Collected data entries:
++++

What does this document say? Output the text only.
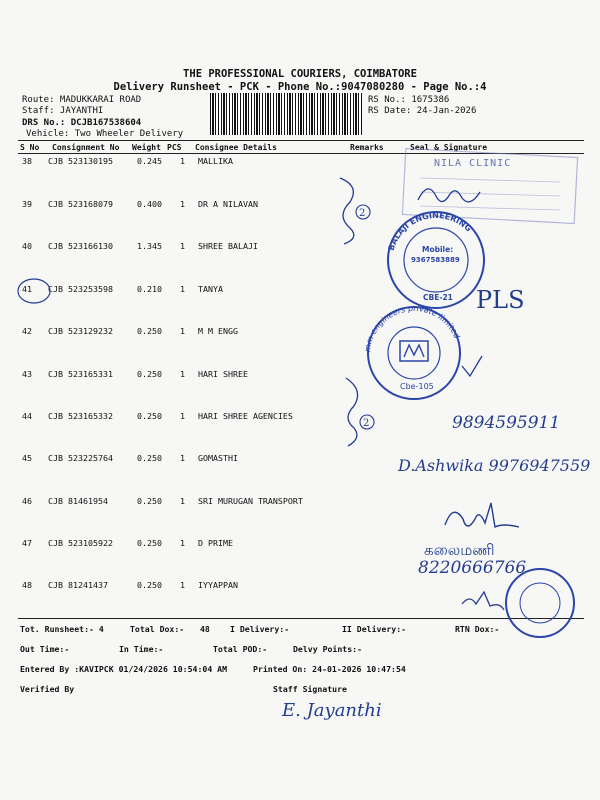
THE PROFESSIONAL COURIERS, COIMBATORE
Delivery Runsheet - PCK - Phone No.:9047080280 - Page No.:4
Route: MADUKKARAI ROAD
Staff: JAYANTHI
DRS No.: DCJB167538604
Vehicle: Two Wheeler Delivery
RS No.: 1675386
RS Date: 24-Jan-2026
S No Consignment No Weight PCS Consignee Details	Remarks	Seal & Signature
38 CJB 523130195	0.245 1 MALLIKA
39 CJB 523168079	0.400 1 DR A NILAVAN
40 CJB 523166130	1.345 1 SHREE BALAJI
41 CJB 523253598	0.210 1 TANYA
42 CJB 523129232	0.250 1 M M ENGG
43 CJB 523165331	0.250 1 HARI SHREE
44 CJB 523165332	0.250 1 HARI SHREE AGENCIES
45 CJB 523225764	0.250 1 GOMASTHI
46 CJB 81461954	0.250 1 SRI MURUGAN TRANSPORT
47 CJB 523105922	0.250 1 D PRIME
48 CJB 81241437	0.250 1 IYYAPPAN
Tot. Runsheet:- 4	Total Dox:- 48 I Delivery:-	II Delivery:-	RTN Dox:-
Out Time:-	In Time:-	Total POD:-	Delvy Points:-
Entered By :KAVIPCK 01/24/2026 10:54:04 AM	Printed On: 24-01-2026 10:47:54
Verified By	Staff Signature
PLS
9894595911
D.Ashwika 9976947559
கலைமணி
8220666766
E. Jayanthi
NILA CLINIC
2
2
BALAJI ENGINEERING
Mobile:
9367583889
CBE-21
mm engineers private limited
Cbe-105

++++

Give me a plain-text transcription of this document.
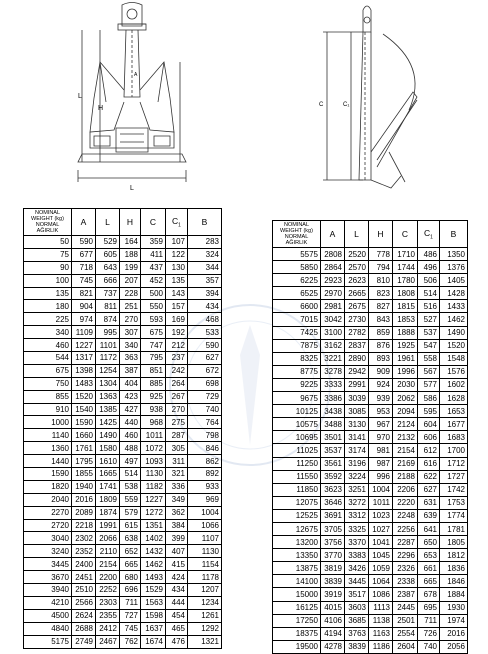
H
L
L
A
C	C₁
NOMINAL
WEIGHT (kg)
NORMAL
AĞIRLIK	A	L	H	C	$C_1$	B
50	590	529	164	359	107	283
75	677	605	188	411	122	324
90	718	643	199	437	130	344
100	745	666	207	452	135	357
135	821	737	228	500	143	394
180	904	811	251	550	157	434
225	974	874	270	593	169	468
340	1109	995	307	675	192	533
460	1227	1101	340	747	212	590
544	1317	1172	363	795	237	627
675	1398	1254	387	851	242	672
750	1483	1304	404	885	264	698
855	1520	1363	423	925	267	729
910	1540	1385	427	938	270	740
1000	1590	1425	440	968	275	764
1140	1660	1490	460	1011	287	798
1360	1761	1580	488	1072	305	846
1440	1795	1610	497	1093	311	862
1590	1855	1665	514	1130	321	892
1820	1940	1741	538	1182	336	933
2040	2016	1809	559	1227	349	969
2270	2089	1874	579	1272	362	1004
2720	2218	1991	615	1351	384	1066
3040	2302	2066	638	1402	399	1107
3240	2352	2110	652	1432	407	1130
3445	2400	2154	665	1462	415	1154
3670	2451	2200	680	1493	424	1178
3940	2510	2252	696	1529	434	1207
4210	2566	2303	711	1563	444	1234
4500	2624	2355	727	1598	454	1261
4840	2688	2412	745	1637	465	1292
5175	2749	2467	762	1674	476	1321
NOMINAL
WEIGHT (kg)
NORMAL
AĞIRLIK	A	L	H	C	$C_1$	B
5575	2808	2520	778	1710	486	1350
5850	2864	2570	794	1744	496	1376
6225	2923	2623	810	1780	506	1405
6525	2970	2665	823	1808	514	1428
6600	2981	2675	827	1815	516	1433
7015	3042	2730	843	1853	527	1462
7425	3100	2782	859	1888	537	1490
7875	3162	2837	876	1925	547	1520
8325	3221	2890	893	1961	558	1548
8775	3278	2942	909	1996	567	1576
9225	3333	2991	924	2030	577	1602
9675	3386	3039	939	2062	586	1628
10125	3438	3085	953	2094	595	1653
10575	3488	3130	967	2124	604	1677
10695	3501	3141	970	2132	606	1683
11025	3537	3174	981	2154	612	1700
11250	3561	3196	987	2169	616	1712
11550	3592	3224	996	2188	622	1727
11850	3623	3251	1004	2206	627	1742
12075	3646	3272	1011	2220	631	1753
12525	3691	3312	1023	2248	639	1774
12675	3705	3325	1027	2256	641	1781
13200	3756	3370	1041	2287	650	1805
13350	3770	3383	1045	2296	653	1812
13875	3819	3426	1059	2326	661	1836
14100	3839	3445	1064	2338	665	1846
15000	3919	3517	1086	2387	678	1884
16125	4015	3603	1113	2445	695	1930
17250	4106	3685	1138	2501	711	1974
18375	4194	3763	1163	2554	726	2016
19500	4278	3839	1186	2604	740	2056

++++

## PROBLEM REQUIREMENTS
Copy out every line holding the string "Signature".

## COMPLETED EXERCISE
S No Consignment No Weight PCS Consignee Details	Remarks	Seal & Signature
Verified By	Staff Signature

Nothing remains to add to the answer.